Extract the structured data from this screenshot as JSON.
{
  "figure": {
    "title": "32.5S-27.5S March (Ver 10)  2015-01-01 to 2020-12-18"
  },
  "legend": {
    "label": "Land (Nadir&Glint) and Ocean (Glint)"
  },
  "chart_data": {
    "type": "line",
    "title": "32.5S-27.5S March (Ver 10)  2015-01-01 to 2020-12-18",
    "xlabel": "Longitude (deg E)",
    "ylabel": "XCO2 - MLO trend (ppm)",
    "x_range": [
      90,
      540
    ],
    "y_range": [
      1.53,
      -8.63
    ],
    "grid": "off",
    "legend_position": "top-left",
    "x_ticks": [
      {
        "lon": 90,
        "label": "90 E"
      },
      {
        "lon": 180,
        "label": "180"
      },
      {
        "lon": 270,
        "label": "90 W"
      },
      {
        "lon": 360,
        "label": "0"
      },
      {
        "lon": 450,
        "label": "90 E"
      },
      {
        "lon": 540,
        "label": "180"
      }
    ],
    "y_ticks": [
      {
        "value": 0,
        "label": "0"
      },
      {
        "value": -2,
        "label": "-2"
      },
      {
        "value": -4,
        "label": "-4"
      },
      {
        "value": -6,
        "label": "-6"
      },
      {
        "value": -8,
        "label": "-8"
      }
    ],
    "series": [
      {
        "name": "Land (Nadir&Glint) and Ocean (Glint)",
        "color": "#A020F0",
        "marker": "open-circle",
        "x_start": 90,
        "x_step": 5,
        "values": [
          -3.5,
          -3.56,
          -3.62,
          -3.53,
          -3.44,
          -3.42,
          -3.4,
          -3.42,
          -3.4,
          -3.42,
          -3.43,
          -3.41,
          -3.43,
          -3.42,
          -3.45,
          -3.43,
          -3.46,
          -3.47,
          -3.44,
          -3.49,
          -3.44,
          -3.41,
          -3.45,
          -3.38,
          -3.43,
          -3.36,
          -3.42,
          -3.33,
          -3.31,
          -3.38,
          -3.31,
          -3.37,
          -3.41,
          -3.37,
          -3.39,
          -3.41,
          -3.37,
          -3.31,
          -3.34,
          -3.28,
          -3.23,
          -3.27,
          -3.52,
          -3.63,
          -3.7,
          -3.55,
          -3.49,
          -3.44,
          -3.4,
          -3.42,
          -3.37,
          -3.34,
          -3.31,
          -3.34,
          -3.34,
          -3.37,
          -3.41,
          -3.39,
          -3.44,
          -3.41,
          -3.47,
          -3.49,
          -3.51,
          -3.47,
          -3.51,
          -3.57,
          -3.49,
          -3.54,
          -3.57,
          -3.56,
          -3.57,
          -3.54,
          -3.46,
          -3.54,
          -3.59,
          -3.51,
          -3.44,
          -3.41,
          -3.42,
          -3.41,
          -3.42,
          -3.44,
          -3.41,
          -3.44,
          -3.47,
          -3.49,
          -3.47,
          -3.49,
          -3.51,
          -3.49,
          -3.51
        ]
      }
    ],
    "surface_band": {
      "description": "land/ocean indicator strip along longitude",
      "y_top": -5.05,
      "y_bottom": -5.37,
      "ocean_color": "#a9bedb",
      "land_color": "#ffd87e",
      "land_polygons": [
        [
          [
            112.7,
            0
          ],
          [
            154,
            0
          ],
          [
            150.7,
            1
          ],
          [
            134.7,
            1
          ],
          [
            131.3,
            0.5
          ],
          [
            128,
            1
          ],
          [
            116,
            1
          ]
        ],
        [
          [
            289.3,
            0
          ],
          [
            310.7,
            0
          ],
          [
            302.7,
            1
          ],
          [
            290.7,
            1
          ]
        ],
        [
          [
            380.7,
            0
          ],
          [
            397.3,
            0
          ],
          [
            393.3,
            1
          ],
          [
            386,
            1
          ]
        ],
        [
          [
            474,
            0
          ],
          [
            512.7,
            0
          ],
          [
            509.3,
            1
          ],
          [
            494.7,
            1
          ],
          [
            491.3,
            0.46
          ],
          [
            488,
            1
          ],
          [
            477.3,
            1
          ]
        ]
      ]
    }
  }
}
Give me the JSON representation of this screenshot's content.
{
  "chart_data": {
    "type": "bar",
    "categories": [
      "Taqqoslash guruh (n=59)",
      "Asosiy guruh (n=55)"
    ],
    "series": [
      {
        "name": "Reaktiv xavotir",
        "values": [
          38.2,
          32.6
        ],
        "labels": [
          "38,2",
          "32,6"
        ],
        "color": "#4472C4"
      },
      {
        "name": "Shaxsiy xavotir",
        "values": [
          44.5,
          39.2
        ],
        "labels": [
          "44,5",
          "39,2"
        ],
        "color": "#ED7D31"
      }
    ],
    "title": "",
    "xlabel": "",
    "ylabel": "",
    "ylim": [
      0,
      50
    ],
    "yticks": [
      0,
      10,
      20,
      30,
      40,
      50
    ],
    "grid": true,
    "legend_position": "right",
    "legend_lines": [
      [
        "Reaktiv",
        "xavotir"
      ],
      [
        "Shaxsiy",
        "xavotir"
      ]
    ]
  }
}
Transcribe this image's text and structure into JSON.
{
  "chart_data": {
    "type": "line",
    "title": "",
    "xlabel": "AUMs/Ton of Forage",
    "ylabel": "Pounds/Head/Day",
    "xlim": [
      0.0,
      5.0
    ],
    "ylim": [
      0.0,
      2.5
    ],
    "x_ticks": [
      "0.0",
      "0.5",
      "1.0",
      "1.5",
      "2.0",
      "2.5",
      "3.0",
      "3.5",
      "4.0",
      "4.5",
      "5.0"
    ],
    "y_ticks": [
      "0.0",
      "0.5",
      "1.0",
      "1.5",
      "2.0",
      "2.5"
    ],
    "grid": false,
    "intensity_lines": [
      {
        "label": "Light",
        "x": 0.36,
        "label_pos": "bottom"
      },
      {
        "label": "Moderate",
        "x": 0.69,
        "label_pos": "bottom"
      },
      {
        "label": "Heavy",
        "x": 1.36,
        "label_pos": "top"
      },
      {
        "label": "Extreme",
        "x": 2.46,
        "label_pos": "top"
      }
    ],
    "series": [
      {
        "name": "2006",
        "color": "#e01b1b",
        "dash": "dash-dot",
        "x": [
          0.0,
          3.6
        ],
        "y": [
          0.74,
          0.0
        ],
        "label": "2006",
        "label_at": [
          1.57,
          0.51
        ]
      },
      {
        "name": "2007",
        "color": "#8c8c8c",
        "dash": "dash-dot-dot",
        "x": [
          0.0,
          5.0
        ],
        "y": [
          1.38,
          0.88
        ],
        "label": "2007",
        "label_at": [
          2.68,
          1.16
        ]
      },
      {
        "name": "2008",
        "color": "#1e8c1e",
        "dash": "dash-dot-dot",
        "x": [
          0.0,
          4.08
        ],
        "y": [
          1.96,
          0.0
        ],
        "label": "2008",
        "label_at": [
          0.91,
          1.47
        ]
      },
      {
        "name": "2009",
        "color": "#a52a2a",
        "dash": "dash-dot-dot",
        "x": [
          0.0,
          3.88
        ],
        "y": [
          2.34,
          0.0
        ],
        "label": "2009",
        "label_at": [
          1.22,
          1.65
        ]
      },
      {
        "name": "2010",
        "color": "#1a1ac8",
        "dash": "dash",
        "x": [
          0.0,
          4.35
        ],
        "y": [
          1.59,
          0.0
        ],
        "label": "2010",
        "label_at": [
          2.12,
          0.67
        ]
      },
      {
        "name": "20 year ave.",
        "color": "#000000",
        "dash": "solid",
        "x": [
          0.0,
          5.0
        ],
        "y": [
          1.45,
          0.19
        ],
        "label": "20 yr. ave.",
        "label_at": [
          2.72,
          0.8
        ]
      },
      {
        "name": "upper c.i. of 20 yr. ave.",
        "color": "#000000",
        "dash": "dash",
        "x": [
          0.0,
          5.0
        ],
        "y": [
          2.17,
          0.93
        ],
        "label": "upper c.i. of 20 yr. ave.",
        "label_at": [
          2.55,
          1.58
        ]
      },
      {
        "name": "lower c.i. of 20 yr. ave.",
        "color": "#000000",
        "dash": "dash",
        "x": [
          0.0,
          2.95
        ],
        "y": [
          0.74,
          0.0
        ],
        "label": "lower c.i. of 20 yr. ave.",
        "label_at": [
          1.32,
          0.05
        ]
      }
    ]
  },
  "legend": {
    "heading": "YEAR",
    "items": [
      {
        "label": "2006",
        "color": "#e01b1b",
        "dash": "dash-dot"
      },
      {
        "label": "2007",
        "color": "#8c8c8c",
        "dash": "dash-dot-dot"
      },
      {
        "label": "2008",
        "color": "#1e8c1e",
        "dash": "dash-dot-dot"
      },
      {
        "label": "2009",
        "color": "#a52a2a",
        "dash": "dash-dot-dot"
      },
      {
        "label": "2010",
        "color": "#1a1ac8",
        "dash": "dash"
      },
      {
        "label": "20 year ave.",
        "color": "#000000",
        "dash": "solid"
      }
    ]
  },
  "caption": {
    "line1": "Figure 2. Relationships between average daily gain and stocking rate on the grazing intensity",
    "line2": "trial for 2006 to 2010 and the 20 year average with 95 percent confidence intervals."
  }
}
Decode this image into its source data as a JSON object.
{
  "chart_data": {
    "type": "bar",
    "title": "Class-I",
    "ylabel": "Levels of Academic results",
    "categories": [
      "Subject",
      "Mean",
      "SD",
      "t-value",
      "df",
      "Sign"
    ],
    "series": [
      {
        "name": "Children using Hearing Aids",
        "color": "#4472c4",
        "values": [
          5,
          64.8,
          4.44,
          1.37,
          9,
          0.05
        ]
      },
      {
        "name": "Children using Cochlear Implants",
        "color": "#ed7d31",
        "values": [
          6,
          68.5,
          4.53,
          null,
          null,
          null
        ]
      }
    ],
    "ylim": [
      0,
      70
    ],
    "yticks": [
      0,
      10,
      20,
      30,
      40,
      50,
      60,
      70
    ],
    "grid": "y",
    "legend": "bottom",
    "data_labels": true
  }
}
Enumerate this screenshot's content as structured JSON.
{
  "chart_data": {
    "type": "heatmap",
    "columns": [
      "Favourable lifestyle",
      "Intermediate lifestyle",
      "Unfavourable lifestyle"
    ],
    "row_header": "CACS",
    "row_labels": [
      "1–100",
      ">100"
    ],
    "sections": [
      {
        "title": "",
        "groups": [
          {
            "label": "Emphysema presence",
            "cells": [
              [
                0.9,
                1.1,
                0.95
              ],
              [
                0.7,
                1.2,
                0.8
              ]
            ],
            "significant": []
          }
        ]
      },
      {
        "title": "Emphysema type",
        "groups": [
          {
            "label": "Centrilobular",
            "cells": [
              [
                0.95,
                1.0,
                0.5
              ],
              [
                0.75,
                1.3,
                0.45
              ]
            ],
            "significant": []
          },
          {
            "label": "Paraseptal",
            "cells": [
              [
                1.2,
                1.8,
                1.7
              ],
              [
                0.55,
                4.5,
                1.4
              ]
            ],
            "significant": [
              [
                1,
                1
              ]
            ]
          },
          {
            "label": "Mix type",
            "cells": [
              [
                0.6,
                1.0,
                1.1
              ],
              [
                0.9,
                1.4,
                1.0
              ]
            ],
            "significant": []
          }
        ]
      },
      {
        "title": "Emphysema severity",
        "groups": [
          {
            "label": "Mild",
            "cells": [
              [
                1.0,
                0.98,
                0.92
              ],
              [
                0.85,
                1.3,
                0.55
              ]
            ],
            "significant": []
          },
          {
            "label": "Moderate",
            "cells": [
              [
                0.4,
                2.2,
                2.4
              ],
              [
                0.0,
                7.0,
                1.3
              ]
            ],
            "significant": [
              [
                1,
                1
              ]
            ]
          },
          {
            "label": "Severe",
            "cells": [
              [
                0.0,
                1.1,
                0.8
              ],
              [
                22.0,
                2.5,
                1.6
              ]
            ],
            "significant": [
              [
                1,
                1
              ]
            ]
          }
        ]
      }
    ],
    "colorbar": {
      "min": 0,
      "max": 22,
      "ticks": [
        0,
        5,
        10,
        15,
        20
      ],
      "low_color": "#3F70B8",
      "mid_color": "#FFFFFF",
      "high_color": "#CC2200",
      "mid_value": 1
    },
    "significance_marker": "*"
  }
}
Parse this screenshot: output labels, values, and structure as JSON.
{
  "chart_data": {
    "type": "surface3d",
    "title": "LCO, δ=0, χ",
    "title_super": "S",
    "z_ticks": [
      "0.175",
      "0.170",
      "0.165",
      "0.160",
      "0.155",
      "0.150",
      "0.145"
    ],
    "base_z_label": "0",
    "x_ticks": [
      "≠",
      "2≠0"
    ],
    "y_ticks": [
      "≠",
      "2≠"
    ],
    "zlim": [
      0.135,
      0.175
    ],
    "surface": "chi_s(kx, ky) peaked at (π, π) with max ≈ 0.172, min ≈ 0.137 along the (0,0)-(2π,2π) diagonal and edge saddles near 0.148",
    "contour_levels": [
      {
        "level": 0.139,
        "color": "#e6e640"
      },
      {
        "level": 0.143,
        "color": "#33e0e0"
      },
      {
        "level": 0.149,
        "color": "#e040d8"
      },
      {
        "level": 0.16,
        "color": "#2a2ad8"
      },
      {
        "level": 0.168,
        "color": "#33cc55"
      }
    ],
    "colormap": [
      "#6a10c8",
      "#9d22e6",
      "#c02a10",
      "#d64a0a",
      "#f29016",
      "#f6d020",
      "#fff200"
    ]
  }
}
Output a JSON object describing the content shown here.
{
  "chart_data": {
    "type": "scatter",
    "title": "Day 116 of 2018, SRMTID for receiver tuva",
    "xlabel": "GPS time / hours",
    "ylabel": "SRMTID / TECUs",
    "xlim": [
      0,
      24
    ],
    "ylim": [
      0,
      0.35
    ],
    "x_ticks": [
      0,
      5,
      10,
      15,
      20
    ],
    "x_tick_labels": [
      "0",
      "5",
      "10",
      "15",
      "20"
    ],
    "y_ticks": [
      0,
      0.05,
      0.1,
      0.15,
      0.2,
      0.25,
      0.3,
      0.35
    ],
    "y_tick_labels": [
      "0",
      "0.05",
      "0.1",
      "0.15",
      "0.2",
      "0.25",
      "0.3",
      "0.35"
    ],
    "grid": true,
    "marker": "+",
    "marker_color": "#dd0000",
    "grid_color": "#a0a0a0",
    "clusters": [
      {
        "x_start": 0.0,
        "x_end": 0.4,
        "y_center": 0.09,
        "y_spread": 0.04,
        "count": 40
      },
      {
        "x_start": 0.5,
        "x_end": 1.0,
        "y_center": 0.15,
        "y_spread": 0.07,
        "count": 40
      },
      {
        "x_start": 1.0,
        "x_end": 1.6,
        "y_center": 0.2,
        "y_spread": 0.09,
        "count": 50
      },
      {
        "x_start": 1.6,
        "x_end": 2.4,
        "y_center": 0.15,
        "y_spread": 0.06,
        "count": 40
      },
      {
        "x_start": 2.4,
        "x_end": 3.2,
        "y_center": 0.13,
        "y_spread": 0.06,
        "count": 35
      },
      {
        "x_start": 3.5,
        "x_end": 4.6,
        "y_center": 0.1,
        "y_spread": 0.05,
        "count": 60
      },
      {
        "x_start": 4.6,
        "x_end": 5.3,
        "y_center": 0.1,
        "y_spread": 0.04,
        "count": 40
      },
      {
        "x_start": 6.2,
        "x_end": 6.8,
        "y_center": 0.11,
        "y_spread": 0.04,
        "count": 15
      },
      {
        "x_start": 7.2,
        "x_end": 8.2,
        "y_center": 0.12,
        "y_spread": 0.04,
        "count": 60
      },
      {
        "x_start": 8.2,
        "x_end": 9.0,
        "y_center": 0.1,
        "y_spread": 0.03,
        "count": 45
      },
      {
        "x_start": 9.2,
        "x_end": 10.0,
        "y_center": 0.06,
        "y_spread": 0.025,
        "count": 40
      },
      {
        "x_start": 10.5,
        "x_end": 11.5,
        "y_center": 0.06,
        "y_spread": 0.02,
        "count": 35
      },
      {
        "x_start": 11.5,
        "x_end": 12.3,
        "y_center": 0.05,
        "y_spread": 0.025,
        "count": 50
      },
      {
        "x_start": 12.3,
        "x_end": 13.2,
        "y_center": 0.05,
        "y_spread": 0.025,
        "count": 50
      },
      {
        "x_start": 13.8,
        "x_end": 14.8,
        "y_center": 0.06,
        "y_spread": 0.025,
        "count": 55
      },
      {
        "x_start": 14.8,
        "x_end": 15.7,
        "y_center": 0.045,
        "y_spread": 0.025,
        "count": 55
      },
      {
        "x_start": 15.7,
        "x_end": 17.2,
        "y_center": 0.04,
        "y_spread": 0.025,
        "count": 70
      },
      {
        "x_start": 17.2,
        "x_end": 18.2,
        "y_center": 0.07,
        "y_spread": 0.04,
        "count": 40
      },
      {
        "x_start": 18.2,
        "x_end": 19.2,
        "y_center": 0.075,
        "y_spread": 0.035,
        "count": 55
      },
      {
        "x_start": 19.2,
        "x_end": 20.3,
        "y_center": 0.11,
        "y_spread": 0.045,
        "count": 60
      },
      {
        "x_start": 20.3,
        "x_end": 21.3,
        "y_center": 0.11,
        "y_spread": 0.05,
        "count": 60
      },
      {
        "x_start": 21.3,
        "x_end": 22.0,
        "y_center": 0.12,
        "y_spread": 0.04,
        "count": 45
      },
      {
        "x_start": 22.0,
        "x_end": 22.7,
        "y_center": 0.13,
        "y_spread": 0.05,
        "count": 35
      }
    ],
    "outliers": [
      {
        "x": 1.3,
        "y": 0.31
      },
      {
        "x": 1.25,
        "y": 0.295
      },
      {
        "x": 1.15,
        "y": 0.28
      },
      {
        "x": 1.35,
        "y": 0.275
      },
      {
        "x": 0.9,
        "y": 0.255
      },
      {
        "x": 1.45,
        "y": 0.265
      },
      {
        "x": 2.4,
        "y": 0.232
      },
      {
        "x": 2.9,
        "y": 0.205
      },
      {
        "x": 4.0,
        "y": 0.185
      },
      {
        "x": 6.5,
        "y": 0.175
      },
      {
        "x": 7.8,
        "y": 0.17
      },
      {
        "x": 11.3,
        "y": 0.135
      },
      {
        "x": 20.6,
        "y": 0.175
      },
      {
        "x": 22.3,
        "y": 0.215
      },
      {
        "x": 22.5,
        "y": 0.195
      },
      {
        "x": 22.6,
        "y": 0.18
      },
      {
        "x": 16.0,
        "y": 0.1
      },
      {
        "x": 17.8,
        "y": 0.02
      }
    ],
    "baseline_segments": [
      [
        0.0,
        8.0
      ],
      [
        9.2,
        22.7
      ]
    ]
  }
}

◆ ◆ ◆ ◆

## The task
Using the records given above, list every line that includes the word "type".

## Reply to the exercise
    "type": "line",
    "type": "bar",
    "type": "line",
    "type": "bar",
    "type": "heatmap",
        "title": "Emphysema type",
            "label": "Mix type",
    "type": "surface3d",
    "type": "scatter",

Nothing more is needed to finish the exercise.